Extracted data entries

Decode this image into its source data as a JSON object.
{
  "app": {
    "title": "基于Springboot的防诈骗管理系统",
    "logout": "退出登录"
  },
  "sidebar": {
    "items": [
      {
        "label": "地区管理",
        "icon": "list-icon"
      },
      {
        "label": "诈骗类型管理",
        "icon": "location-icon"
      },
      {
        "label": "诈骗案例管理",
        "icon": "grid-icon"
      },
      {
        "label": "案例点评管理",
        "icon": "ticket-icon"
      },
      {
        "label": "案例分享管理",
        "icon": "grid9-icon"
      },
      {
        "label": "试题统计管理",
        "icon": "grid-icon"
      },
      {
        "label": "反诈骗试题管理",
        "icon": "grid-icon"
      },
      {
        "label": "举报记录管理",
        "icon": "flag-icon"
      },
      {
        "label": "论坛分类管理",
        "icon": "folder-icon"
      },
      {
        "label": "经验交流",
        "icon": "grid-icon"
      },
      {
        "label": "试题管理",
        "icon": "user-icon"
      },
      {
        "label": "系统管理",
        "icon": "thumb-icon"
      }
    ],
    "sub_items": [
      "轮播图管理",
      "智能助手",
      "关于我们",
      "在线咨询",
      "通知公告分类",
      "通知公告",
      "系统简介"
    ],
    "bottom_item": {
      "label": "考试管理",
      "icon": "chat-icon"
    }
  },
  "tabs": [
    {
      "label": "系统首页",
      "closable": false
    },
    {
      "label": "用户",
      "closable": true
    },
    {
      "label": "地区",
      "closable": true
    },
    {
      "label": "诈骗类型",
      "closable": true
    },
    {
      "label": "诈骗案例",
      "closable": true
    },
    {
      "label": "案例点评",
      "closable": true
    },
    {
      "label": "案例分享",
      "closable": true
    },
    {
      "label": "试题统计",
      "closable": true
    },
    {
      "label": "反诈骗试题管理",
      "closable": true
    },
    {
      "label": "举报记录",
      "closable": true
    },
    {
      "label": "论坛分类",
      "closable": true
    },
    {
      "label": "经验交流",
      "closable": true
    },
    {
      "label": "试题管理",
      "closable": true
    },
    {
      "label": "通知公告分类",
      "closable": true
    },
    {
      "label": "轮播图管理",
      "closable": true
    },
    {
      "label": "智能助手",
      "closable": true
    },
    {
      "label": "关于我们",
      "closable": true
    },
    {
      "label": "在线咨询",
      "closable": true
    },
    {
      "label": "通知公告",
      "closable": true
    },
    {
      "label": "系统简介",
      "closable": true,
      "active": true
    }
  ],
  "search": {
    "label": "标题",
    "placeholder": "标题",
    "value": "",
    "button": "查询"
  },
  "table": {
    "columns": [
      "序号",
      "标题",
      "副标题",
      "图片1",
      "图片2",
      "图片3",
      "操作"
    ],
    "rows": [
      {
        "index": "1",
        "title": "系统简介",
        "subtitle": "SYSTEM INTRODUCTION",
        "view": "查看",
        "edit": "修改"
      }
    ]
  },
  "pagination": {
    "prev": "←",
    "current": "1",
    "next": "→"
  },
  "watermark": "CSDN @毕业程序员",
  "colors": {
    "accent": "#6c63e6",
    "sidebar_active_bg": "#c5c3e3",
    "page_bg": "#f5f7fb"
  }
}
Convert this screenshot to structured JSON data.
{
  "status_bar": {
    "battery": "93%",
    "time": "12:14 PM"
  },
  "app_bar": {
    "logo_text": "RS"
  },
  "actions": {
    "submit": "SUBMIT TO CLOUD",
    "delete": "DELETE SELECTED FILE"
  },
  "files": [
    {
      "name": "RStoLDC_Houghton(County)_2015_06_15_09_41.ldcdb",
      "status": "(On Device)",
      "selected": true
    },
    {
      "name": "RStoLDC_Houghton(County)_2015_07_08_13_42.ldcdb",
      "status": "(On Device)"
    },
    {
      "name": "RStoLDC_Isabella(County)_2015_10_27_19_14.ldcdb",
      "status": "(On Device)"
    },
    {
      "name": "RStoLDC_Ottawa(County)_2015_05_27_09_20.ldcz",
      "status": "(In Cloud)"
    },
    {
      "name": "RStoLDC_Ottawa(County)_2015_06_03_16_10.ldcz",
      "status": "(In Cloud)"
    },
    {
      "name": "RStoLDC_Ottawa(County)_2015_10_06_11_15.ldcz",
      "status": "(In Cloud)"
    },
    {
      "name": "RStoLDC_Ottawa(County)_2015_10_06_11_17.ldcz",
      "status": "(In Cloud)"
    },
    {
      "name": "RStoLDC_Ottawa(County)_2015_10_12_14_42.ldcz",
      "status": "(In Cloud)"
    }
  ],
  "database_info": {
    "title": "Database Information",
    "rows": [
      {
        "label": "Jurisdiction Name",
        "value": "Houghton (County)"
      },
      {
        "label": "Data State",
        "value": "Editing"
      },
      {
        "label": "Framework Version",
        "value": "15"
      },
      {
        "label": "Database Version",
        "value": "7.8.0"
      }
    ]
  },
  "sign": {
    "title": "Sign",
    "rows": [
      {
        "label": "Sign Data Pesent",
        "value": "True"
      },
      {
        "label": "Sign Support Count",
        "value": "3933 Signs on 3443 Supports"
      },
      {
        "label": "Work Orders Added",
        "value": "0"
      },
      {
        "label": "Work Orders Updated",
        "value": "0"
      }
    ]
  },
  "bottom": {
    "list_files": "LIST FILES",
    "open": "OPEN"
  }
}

Goal
Tally the lines holding the string "County" and give only the count.

Exercise output
9